**What the exercise asks:**
Retype the records below word for word, beginning at the line that contains "diagram-title: Escalera 3 [11, 14, 69, 25]" and stopping after the line that contains "initial-stair-label: ESCALERA INICIAL".

**Record list:**
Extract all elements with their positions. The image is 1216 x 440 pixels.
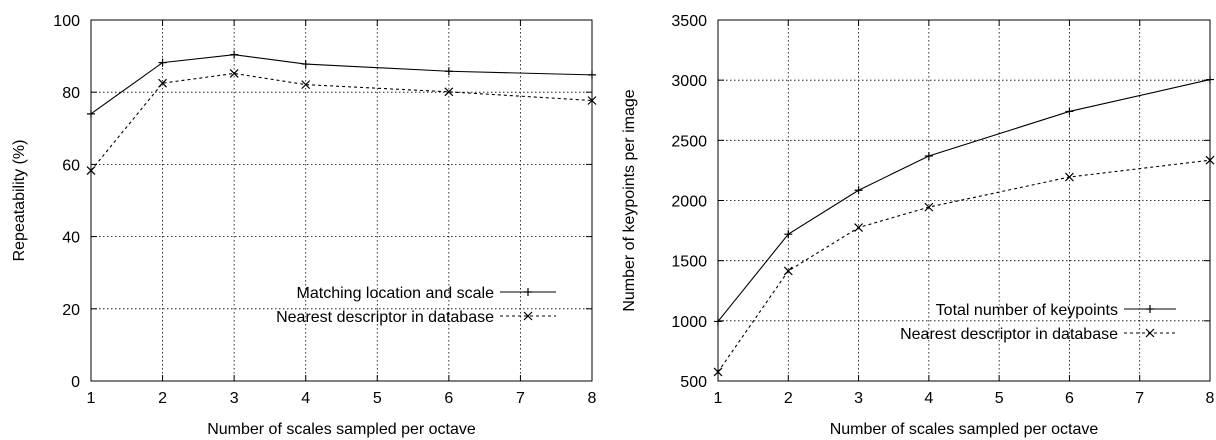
y-tick-label: 3000	[671, 73, 707, 90]
y-tick-label: 40	[62, 230, 80, 247]
x-tick-label: 6	[1065, 390, 1074, 407]
data-point-series-1	[301, 60, 310, 69]
x-tick-label: 8	[588, 390, 597, 407]
y-tick-label: 1500	[671, 254, 707, 271]
series-line-1	[717, 79, 1211, 322]
data-point-series-1	[444, 67, 453, 76]
x-tick-label: 7	[516, 390, 525, 407]
data-point-series-2	[854, 223, 863, 232]
y-tick-label: 60	[62, 157, 80, 174]
x-tick-label: 4	[924, 390, 933, 407]
keypoints-chart: 1 2 3 4 5 6 7 8 500 1000 1500 2000 2500 3000 3500 Numbe…	[621, 13, 1215, 438]
legend-label: Total number of keypoints	[936, 302, 1118, 319]
data-point-series-1	[588, 70, 596, 79]
x-tick-label: 2	[784, 390, 793, 407]
data-point-series-2	[301, 80, 311, 90]
data-point-series-2	[86, 166, 96, 175]
x-tick-label: 3	[230, 390, 239, 407]
data-point-series-1	[784, 230, 793, 239]
x-tick-label: 4	[301, 390, 310, 407]
y-axis-label: Number of keypoints per image	[621, 89, 638, 311]
y-tick-label: 0	[71, 374, 80, 391]
legend-label: Matching location and scale	[297, 285, 495, 302]
x-axis-label: Number of scales sampled per octave	[207, 421, 476, 438]
data-point-series-2	[587, 96, 597, 105]
data-point-series-1	[230, 50, 239, 59]
plot-frame	[90, 19, 593, 382]
y-axis-label: Repeatability (%)	[11, 140, 28, 262]
series-line-1	[90, 54, 593, 115]
x-tick-label: 8	[1206, 390, 1215, 407]
legend-marker	[523, 311, 533, 321]
data-point-series-2	[924, 202, 934, 212]
series-line-2	[717, 159, 1211, 373]
x-tick-label: 6	[444, 390, 453, 407]
x-tick-label: 1	[714, 390, 723, 407]
y-tick-label: 500	[680, 374, 707, 391]
y-tick-label: 100	[53, 13, 80, 30]
y-tick-label: 20	[62, 302, 80, 319]
y-tick-label: 2000	[671, 194, 707, 211]
x-tick-label: 5	[995, 390, 1004, 407]
legend-marker	[1146, 305, 1154, 313]
y-tick-label: 2500	[671, 133, 707, 150]
legend-label: Nearest descriptor in database	[276, 309, 494, 326]
data-point-series-2	[158, 78, 167, 88]
data-point-series-2	[1065, 172, 1074, 182]
x-tick-label: 3	[854, 390, 863, 407]
data-point-series-2	[1205, 155, 1215, 165]
x-tick-label: 7	[1135, 390, 1144, 407]
x-tick-label: 5	[373, 390, 382, 407]
x-tick-label: 1	[87, 390, 96, 407]
data-point-series-1	[924, 151, 933, 160]
legend-marker	[524, 288, 532, 296]
legend-marker	[1145, 328, 1155, 338]
data-point-series-1	[87, 109, 95, 118]
y-tick-label: 3500	[671, 13, 707, 30]
data-point-series-1	[1065, 107, 1074, 116]
series-line-2	[90, 72, 593, 171]
x-tick-label: 2	[158, 390, 167, 407]
data-point-series-1	[714, 317, 722, 326]
data-point-series-2	[444, 87, 454, 97]
data-point-series-2	[713, 367, 723, 377]
data-point-series-1	[854, 186, 863, 195]
data-point-series-1	[158, 58, 167, 67]
data-point-series-2	[783, 266, 793, 276]
data-point-series-1	[1206, 75, 1214, 84]
y-tick-label: 80	[62, 85, 80, 102]
legend-label: Nearest descriptor in database	[900, 326, 1118, 343]
y-tick-label: 1000	[671, 314, 707, 331]
x-axis-label: Number of scales sampled per octave	[830, 421, 1099, 438]
data-point-series-2	[229, 69, 239, 78]
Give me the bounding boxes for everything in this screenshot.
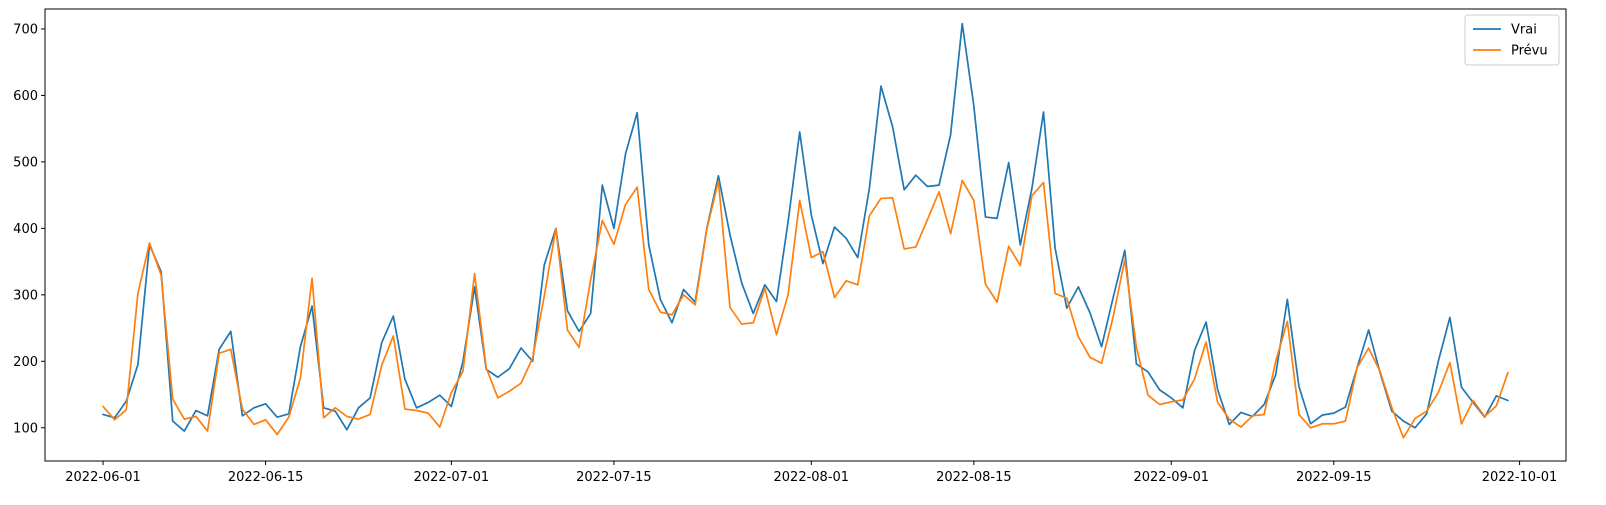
x-tick-label: 2022-09-01 [1133,470,1209,485]
x-tick-label: 2022-07-01 [414,470,490,485]
y-tick-label: 300 [13,288,38,303]
y-tick-label: 200 [13,355,38,370]
series-line-1 [102,179,1509,439]
x-tick-label: 2022-09-15 [1296,470,1372,485]
legend-label-1: Prévu [1511,44,1548,59]
x-tick-label: 2022-06-15 [228,470,304,485]
x-axis: 2022-06-01 2022-06-15 2022-07-01 2022-07-15… [65,461,1557,485]
plot-area [45,9,1566,461]
series-layer [102,22,1509,439]
series-line-0 [102,22,1509,432]
y-tick-label: 700 [13,22,38,37]
x-tick-label: 2022-08-01 [774,470,850,485]
legend: Vrai Prévu [1464,14,1560,66]
plot-frame [44,8,1567,462]
x-tick-label: 2022-10-01 [1482,470,1558,485]
y-tick-label: 600 [13,89,38,104]
x-tick-label: 2022-08-15 [936,470,1012,485]
legend-label-0: Vrai [1511,23,1537,38]
y-axis: 100 200 300 400 500 600 700 [13,22,45,436]
x-tick-label: 2022-07-15 [576,470,652,485]
y-tick-label: 500 [13,155,38,170]
y-tick-label: 400 [13,222,38,237]
x-tick-label: 2022-06-01 [65,470,141,485]
legend-box [1464,14,1560,66]
y-tick-label: 100 [13,421,38,436]
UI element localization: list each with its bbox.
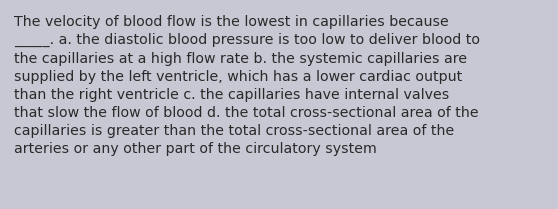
- Text: The velocity of blood flow is the lowest in capillaries because
_____. a. the di: The velocity of blood flow is the lowest…: [14, 15, 480, 156]
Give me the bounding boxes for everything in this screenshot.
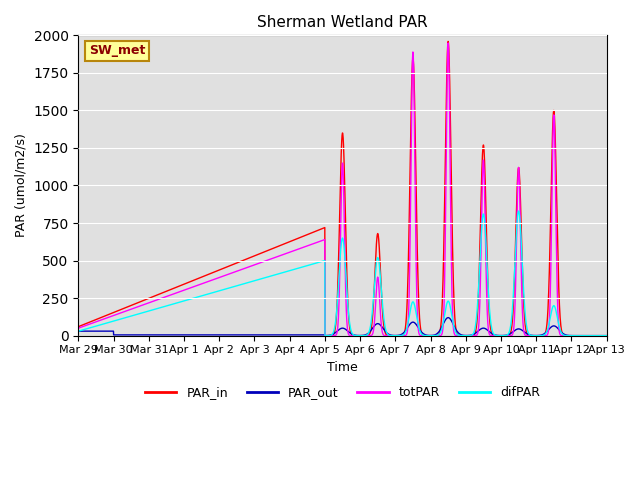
Title: Sherman Wetland PAR: Sherman Wetland PAR bbox=[257, 15, 428, 30]
PAR_in bbox=[444, 38, 452, 44]
difPAR bbox=[536, 333, 543, 338]
totPAR bbox=[135, 304, 143, 310]
Legend: PAR_in, PAR_out, totPAR, difPAR: PAR_in, PAR_out, totPAR, difPAR bbox=[140, 382, 545, 405]
Text: SW_met: SW_met bbox=[89, 44, 145, 57]
totPAR bbox=[166, 292, 174, 298]
totPAR bbox=[603, 333, 611, 338]
difPAR bbox=[593, 333, 600, 338]
PAR_out bbox=[135, 332, 143, 338]
totPAR bbox=[300, 244, 308, 250]
Line: difPAR: difPAR bbox=[79, 211, 607, 336]
difPAR bbox=[166, 302, 174, 308]
PAR_out bbox=[593, 333, 600, 338]
Line: PAR_in: PAR_in bbox=[79, 41, 607, 336]
PAR_out bbox=[277, 332, 285, 338]
Line: PAR_out: PAR_out bbox=[79, 318, 607, 336]
difPAR bbox=[300, 264, 308, 269]
PAR_out bbox=[166, 332, 174, 338]
PAR_in bbox=[300, 233, 308, 239]
PAR_out bbox=[300, 332, 308, 338]
PAR_in bbox=[75, 324, 83, 330]
Y-axis label: PAR (umol/m2/s): PAR (umol/m2/s) bbox=[15, 133, 28, 238]
difPAR bbox=[75, 328, 83, 334]
PAR_in bbox=[135, 300, 143, 305]
totPAR bbox=[277, 252, 285, 258]
Line: totPAR: totPAR bbox=[79, 43, 607, 336]
difPAR bbox=[603, 333, 611, 338]
difPAR bbox=[135, 311, 143, 317]
difPAR bbox=[277, 270, 285, 276]
PAR_in bbox=[593, 333, 600, 338]
totPAR bbox=[444, 40, 452, 46]
PAR_out bbox=[75, 328, 83, 334]
PAR_in bbox=[277, 242, 285, 248]
totPAR bbox=[536, 333, 543, 338]
PAR_in bbox=[603, 333, 611, 338]
totPAR bbox=[593, 333, 600, 338]
PAR_out bbox=[444, 315, 452, 321]
PAR_out bbox=[603, 333, 611, 338]
totPAR bbox=[75, 325, 83, 331]
PAR_out bbox=[536, 333, 543, 338]
difPAR bbox=[515, 208, 522, 214]
PAR_in bbox=[166, 287, 174, 293]
X-axis label: Time: Time bbox=[327, 361, 358, 374]
PAR_in bbox=[536, 333, 543, 338]
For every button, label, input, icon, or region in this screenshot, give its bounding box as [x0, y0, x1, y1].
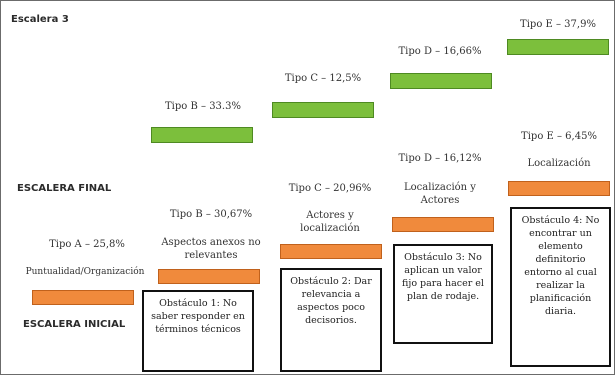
diagram-title: Escalera 3 [11, 14, 69, 25]
final-step-d-label: Tipo D – 16,66% [398, 46, 482, 57]
initial-step-b-bar [158, 269, 260, 284]
initial-step-c-bar [280, 244, 382, 259]
initial-step-c-sublabel: Actores y localización [300, 210, 360, 234]
final-step-c-label: Tipo C – 12,5% [284, 73, 362, 84]
initial-step-d-bar [392, 217, 494, 232]
initial-step-e-label: Tipo E – 6,45% [521, 131, 597, 142]
initial-step-e-sublabel: Localización [527, 158, 591, 169]
final-step-b-bar [151, 127, 253, 143]
obstacle-4-box: Obstáculo 4: No encontrar un elemento de… [510, 207, 611, 367]
final-step-b-label: Tipo B – 33.3% [165, 101, 241, 112]
final-stair-label: ESCALERA FINAL [17, 183, 112, 194]
initial-stair-label: ESCALERA INICIAL [23, 319, 126, 330]
initial-step-d-sublabel: Localización y Actores [404, 182, 476, 206]
obstacle-3-box: Obstáculo 3: No aplican un valor fijo pa… [393, 244, 493, 344]
obstacle-2-box: Obstáculo 2: Dar relevancia a aspectos p… [280, 268, 382, 372]
final-step-e-bar [507, 39, 609, 55]
final-step-c-bar [272, 102, 374, 118]
initial-step-b-sublabel: Aspectos anexos no relevantes [161, 237, 261, 261]
obstacle-1-box: Obstáculo 1: No saber responder en térmi… [142, 290, 254, 372]
initial-step-b-label: Tipo B – 30,67% [169, 209, 253, 220]
initial-step-a-bar [32, 290, 134, 305]
initial-step-e-bar [508, 181, 610, 196]
final-step-e-label: Tipo E – 37,9% [520, 19, 596, 30]
initial-step-a-label: Tipo A – 25,8% [49, 239, 125, 250]
final-step-d-bar [390, 73, 492, 89]
initial-step-d-label: Tipo D – 16,12% [398, 153, 482, 164]
initial-step-c-label: Tipo C – 20,96% [288, 183, 372, 194]
initial-step-a-sublabel: Puntualidad/Organización [25, 267, 145, 277]
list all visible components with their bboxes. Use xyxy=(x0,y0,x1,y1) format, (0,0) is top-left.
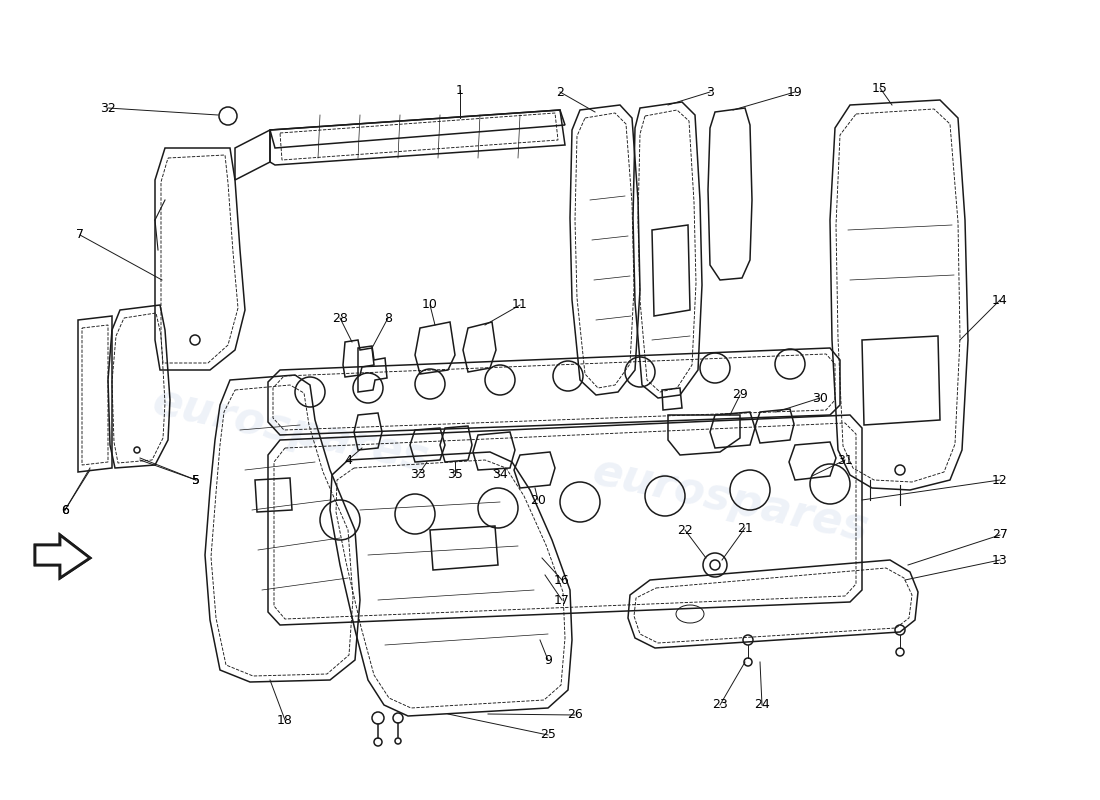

**The completed task:**
diagram-title: Escalera 3 [11, 14, 69, 25]
final-step-d-label: Tipo D – 16,66% [398, 46, 482, 57]
initial-step-b-bar [158, 269, 260, 284]
initial-step-c-bar [280, 244, 382, 259]
initial-step-c-sublabel: Actores y localización [300, 210, 360, 234]
final-step-c-label: Tipo C – 12,5% [284, 73, 362, 84]
initial-step-d-bar [392, 217, 494, 232]
initial-step-e-label: Tipo E – 6,45% [521, 131, 597, 142]
initial-step-e-sublabel: Localización [527, 158, 591, 169]
final-step-b-bar [151, 127, 253, 143]
obstacle-4-box: Obstáculo 4: No encontrar un elemento de… [510, 207, 611, 367]
final-step-b-label: Tipo B – 33.3% [165, 101, 241, 112]
final-stair-label: ESCALERA FINAL [17, 183, 112, 194]
initial-stair-label: ESCALERA INICIAL [23, 319, 126, 330]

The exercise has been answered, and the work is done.